● STATED GOAL: From the listing below, pull each line that includes "تحميل".
_ _ _ _ _ _ _
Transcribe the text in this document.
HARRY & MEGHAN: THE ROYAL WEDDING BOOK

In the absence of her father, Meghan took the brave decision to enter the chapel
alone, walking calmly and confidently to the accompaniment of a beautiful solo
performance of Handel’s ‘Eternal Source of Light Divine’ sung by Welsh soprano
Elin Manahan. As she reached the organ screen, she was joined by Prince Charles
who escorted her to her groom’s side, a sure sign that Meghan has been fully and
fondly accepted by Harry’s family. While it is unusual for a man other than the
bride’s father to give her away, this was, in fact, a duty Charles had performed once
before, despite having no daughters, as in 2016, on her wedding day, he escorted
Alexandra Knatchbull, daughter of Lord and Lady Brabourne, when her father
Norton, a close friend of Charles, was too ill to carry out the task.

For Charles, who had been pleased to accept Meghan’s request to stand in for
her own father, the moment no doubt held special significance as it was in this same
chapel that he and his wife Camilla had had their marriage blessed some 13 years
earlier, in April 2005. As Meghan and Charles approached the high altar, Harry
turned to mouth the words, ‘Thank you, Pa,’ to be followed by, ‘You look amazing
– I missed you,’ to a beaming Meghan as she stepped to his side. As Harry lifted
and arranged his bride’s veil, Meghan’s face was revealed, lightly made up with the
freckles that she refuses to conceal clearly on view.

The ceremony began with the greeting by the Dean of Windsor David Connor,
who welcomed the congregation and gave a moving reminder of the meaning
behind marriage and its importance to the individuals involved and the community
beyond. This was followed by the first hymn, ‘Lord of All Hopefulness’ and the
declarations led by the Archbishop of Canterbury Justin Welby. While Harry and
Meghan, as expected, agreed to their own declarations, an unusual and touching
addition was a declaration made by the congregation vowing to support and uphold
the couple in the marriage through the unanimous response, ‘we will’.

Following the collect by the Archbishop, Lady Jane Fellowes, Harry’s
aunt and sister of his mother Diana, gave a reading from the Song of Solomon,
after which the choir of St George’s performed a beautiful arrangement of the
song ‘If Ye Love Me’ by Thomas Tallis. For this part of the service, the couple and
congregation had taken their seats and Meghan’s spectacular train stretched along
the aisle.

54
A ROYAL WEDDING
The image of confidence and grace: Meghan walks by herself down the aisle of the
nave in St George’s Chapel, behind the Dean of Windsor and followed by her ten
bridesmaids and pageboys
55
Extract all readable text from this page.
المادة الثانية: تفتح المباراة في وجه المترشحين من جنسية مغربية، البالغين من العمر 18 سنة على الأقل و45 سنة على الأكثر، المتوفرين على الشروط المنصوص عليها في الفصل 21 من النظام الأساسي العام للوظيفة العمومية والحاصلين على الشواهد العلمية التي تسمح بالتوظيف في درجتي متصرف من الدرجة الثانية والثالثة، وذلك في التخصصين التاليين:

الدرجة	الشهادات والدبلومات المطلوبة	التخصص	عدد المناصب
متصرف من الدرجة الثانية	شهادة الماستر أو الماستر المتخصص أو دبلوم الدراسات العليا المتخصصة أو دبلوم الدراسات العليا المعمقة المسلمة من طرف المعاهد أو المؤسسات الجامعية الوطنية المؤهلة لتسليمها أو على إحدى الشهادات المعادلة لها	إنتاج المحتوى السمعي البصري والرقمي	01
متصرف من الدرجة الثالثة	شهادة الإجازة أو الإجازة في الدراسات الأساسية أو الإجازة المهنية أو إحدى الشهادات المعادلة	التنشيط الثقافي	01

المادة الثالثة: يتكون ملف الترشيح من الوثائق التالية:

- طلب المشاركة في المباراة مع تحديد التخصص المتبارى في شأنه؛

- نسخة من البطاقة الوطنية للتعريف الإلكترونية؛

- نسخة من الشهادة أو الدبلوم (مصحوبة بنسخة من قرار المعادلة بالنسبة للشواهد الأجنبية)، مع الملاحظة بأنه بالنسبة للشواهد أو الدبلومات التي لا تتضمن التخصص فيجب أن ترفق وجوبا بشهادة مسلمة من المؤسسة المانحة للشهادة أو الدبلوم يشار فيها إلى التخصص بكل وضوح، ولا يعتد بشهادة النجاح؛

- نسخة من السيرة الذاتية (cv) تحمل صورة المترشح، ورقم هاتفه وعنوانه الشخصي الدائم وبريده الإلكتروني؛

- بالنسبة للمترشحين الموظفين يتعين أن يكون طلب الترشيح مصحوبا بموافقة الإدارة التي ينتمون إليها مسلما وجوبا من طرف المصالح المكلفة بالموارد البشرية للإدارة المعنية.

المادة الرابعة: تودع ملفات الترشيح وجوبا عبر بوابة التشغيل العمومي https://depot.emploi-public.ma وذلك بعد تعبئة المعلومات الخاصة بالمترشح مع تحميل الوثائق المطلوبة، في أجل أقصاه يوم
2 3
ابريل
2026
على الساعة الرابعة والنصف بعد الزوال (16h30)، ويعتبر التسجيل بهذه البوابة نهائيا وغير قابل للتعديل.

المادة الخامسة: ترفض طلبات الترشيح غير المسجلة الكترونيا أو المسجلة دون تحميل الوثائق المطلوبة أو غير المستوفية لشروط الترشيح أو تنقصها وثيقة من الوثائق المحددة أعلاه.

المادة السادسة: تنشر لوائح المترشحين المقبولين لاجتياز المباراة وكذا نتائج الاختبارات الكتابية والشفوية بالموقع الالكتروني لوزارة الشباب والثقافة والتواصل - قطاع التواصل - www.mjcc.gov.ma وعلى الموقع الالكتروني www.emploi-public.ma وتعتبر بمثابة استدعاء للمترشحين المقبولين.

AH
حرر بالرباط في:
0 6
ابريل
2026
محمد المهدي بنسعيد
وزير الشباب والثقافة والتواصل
_ _ _ _ _ _ _
● TASK ANSWER:
المادة الرابعة: تودع ملفات الترشيح وجوبا عبر بوابة التشغيل العمومي https://depot.emploi-public.ma وذلك بعد تعبئة المعلومات الخاصة بالمترشح مع تحميل الوثائق المطلوبة، في أجل أقصاه يوم
المادة الخامسة: ترفض طلبات الترشيح غير المسجلة الكترونيا أو المسجلة دون تحميل الوثائق المطلوبة أو غير المستوفية لشروط الترشيح أو تنقصها وثيقة من الوثائق المحددة أعلاه.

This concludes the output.